[Saved entries]

>>>>

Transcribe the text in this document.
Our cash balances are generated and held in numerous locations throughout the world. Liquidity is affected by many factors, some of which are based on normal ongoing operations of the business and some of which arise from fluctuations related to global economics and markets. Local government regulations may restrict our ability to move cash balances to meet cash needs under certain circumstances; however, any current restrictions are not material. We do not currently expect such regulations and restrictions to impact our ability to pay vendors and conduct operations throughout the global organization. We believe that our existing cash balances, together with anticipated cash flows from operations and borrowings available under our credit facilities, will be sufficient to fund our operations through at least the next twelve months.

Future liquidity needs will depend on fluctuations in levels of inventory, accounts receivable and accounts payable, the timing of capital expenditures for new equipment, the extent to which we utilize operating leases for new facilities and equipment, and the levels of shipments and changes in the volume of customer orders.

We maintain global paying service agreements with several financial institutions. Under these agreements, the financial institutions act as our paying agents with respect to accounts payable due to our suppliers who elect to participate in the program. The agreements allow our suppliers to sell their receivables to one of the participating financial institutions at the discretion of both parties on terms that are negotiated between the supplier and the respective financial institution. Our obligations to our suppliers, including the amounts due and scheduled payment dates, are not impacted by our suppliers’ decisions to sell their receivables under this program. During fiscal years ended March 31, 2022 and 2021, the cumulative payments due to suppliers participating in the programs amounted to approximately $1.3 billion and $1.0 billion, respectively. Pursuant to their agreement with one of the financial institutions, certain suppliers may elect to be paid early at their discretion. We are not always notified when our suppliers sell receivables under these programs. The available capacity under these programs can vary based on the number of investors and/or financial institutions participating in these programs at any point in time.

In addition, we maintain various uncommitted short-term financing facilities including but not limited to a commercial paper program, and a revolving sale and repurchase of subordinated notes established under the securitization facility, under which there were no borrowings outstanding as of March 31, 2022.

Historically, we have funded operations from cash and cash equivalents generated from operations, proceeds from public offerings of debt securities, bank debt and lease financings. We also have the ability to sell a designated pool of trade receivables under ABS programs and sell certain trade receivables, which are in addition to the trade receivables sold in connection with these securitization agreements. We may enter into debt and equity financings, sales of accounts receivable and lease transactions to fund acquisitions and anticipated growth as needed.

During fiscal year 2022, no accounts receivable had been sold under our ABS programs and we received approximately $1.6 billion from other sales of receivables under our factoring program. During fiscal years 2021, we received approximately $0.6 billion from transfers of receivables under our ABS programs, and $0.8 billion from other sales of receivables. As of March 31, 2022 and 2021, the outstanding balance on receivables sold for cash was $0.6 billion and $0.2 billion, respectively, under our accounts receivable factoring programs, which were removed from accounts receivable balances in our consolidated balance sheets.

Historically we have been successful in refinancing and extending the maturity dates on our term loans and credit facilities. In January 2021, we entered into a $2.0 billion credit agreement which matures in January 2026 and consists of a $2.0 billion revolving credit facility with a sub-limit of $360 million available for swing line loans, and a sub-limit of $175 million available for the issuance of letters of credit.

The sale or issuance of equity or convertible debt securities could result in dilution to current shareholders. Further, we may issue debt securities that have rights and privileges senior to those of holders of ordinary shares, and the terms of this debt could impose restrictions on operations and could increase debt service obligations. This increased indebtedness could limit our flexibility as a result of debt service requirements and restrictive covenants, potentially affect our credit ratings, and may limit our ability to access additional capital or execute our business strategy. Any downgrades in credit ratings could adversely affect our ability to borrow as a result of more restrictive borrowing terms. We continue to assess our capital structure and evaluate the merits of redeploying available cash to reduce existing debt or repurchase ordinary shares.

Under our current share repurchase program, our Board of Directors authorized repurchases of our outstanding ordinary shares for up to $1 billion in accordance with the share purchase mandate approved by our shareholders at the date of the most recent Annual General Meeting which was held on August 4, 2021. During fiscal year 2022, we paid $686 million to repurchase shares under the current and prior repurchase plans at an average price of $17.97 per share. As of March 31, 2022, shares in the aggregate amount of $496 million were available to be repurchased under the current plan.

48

<<<<

_Exercise brief_
Return all of the entries exactly as written.

_Exercise solution_
Transcribe the text in this document.
Our cash balances are generated and held in numerous locations throughout the world. Liquidity is affected by many factors, some of which are based on normal ongoing operations of the business and some of which arise from fluctuations related to global economics and markets. Local government regulations may restrict our ability to move cash balances to meet cash needs under certain circumstances; however, any current restrictions are not material. We do not currently expect such regulations and restrictions to impact our ability to pay vendors and conduct operations throughout the global organization. We believe that our existing cash balances, together with anticipated cash flows from operations and borrowings available under our credit facilities, will be sufficient to fund our operations through at least the next twelve months.

Future liquidity needs will depend on fluctuations in levels of inventory, accounts receivable and accounts payable, the timing of capital expenditures for new equipment, the extent to which we utilize operating leases for new facilities and equipment, and the levels of shipments and changes in the volume of customer orders.

We maintain global paying service agreements with several financial institutions. Under these agreements, the financial institutions act as our paying agents with respect to accounts payable due to our suppliers who elect to participate in the program. The agreements allow our suppliers to sell their receivables to one of the participating financial institutions at the discretion of both parties on terms that are negotiated between the supplier and the respective financial institution. Our obligations to our suppliers, including the amounts due and scheduled payment dates, are not impacted by our suppliers’ decisions to sell their receivables under this program. During fiscal years ended March 31, 2022 and 2021, the cumulative payments due to suppliers participating in the programs amounted to approximately $1.3 billion and $1.0 billion, respectively. Pursuant to their agreement with one of the financial institutions, certain suppliers may elect to be paid early at their discretion. We are not always notified when our suppliers sell receivables under these programs. The available capacity under these programs can vary based on the number of investors and/or financial institutions participating in these programs at any point in time.

In addition, we maintain various uncommitted short-term financing facilities including but not limited to a commercial paper program, and a revolving sale and repurchase of subordinated notes established under the securitization facility, under which there were no borrowings outstanding as of March 31, 2022.

Historically, we have funded operations from cash and cash equivalents generated from operations, proceeds from public offerings of debt securities, bank debt and lease financings. We also have the ability to sell a designated pool of trade receivables under ABS programs and sell certain trade receivables, which are in addition to the trade receivables sold in connection with these securitization agreements. We may enter into debt and equity financings, sales of accounts receivable and lease transactions to fund acquisitions and anticipated growth as needed.

During fiscal year 2022, no accounts receivable had been sold under our ABS programs and we received approximately $1.6 billion from other sales of receivables under our factoring program. During fiscal years 2021, we received approximately $0.6 billion from transfers of receivables under our ABS programs, and $0.8 billion from other sales of receivables. As of March 31, 2022 and 2021, the outstanding balance on receivables sold for cash was $0.6 billion and $0.2 billion, respectively, under our accounts receivable factoring programs, which were removed from accounts receivable balances in our consolidated balance sheets.

Historically we have been successful in refinancing and extending the maturity dates on our term loans and credit facilities. In January 2021, we entered into a $2.0 billion credit agreement which matures in January 2026 and consists of a $2.0 billion revolving credit facility with a sub-limit of $360 million available for swing line loans, and a sub-limit of $175 million available for the issuance of letters of credit.

The sale or issuance of equity or convertible debt securities could result in dilution to current shareholders. Further, we may issue debt securities that have rights and privileges senior to those of holders of ordinary shares, and the terms of this debt could impose restrictions on operations and could increase debt service obligations. This increased indebtedness could limit our flexibility as a result of debt service requirements and restrictive covenants, potentially affect our credit ratings, and may limit our ability to access additional capital or execute our business strategy. Any downgrades in credit ratings could adversely affect our ability to borrow as a result of more restrictive borrowing terms. We continue to assess our capital structure and evaluate the merits of redeploying available cash to reduce existing debt or repurchase ordinary shares.

Under our current share repurchase program, our Board of Directors authorized repurchases of our outstanding ordinary shares for up to $1 billion in accordance with the share purchase mandate approved by our shareholders at the date of the most recent Annual General Meeting which was held on August 4, 2021. During fiscal year 2022, we paid $686 million to repurchase shares under the current and prior repurchase plans at an average price of $17.97 per share. As of March 31, 2022, shares in the aggregate amount of $496 million were available to be repurchased under the current plan.

48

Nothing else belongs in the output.